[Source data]
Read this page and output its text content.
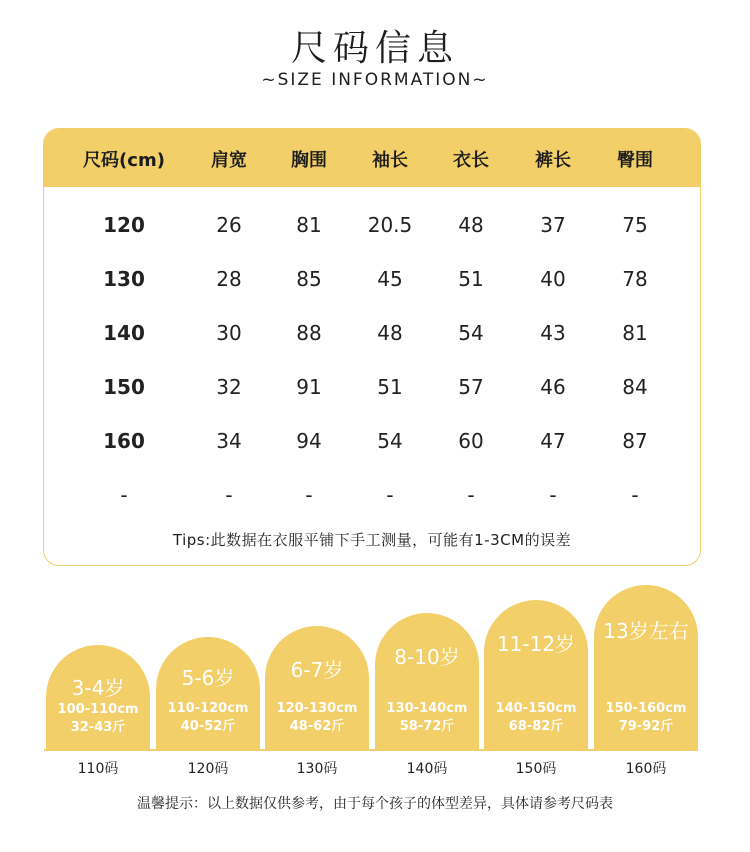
尺码信息
~SIZE INFORMATION~
尺码(cm)	肩宽	胸围	袖长	衣长	裤长	臀围
120	26	81	20.5	48	37	75
130	28	85	45	51	40	78
140	30	88	48	54	43	81
150	32	91	51	57	46	84
160	34	94	54	60	47	87
-	-	-	-	-	-	-
Tips:此数据在衣服平铺下手工测量，可能有1-3CM的误差
3-4岁
100-110cm
32-43斤
5-6岁
110-120cm
40-52斤
6-7岁
120-130cm
48-62斤
8-10岁
130-140cm
58-72斤
11-12岁
140-150cm
68-82斤
13岁左右
150-160cm
79-92斤
110码	120码	130码	140码	150码	160码
温馨提示：以上数据仅供参考，由于每个孩子的体型差异，具体请参考尺码表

**DO THIS:**
Copy the whole listing above word for word but do not carry over the pictures.

**RESULT OF THE TASK:**
Read this page and output its text content.
尺码信息
~SIZE INFORMATION~
尺码(cm)	肩宽	胸围	袖长	衣长	裤长	臀围
120	26	81	20.5	48	37	75
130	28	85	45	51	40	78
140	30	88	48	54	43	81
150	32	91	51	57	46	84
160	34	94	54	60	47	87
-	-	-	-	-	-	-
Tips:此数据在衣服平铺下手工测量，可能有1-3CM的误差
3-4岁
100-110cm
32-43斤
5-6岁
110-120cm
40-52斤
6-7岁
120-130cm
48-62斤
8-10岁
130-140cm
58-72斤
11-12岁
140-150cm
68-82斤
13岁左右
150-160cm
79-92斤
110码	120码	130码	140码	150码	160码
温馨提示：以上数据仅供参考，由于每个孩子的体型差异，具体请参考尺码表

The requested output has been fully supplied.